=== EXERCISE TASK ===
Each line that holds the string "title" counts once; say how many such lines there are and add nothing.

[Dataset rows about figures]
------------------------------------------------

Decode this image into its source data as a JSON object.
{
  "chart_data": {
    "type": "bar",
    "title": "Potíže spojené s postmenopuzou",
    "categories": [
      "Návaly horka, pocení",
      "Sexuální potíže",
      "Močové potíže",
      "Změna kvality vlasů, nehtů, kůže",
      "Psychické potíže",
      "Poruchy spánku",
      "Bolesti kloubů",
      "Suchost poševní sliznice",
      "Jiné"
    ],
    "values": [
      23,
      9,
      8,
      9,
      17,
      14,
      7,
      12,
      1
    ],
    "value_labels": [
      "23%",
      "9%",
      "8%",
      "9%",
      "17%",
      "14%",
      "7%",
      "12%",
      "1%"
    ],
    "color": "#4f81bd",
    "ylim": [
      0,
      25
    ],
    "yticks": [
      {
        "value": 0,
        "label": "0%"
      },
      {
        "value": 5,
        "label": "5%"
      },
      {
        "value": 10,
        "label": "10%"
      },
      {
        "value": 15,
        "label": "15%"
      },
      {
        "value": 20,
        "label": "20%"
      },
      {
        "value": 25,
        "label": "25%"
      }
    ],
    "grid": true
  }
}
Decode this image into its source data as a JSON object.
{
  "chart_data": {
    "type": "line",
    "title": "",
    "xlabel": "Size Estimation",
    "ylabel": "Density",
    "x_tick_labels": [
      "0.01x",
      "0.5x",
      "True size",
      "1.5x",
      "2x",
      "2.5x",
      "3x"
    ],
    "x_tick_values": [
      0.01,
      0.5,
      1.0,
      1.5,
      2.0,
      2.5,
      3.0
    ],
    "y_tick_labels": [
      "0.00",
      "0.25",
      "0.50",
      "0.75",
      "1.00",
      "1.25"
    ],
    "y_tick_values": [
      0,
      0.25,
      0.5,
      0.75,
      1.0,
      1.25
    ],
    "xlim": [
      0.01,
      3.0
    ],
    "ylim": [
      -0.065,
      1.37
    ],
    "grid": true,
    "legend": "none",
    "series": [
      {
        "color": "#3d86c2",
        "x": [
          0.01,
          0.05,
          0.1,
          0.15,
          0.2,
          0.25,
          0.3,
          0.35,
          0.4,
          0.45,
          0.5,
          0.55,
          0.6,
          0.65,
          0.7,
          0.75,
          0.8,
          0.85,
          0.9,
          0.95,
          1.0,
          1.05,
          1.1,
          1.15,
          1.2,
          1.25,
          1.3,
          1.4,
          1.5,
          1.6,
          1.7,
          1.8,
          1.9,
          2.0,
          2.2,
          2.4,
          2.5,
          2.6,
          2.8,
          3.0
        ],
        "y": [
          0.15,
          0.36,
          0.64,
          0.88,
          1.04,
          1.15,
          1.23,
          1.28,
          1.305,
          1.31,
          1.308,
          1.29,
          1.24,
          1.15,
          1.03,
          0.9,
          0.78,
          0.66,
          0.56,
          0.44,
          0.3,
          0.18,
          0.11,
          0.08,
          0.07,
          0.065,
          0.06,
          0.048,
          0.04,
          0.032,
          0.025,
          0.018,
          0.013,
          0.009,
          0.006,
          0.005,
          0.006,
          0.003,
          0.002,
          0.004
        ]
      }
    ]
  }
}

------------------------------------------------

=== CORRECT RESULT ===
2